→ **Task objective**
Using the data below, copy each line that includes the word "suits".

→ **Input data**
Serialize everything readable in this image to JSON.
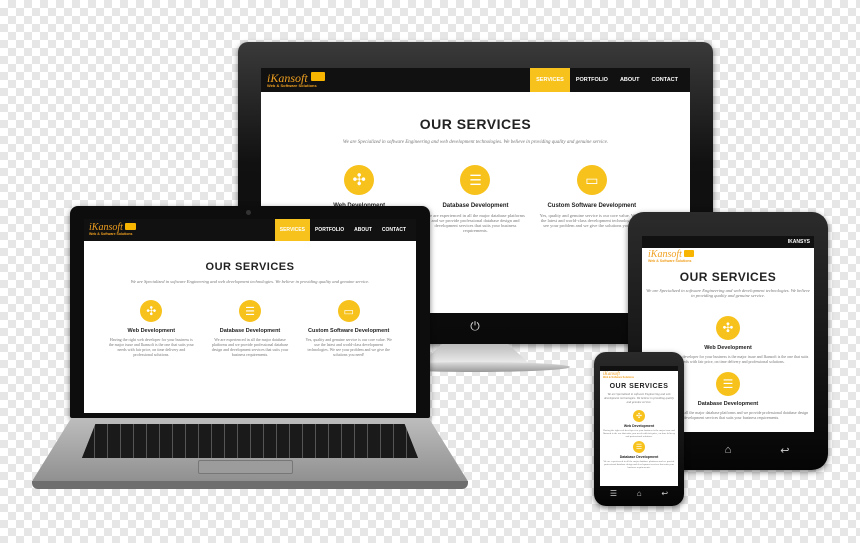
{
  "logo": {
    "name": "iKansoft",
    "tagline": "Web & Software Solutions"
  },
  "nav": {
    "items": [
      "SERVICES",
      "PORTFOLIO",
      "ABOUT",
      "CONTACT"
    ],
    "active": 0
  },
  "hero": {
    "title": "OUR SERVICES",
    "subtitle": "We are Specialized in software Engineering and web development technologies. We believe in providing quality and genuine service."
  },
  "services": [
    {
      "icon": "joomla-icon",
      "title": "Web Development",
      "text": "Having the right web developer for your business is the major issue and Ikansoft is the one that suits your needs with fair price, on time delivery and professional solutions."
    },
    {
      "icon": "database-icon",
      "title": "Database Development",
      "text": "We are experienced in all the major database platforms and we provide professional database design and development services that suits your business requirements."
    },
    {
      "icon": "monitor-icon",
      "title": "Custom Software Development",
      "text": "Yes, quality and genuine service is our core value. We use the latest and world-class development technologies. We see your problem and we give the solutions you need!"
    }
  ],
  "tablet": {
    "nav_label": "IKANSYS"
  },
  "colors": {
    "accent": "#f7c21b",
    "logo": "#f0a020",
    "nav": "#111111"
  }
}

→ **Exercise answer**
      "text": "Having the right web developer for your business is the major issue and Ikansoft is the one that suits your needs with fair price, on time delivery and professional solutions."
      "text": "We are experienced in all the major database platforms and we provide professional database design and development services that suits your business requirements."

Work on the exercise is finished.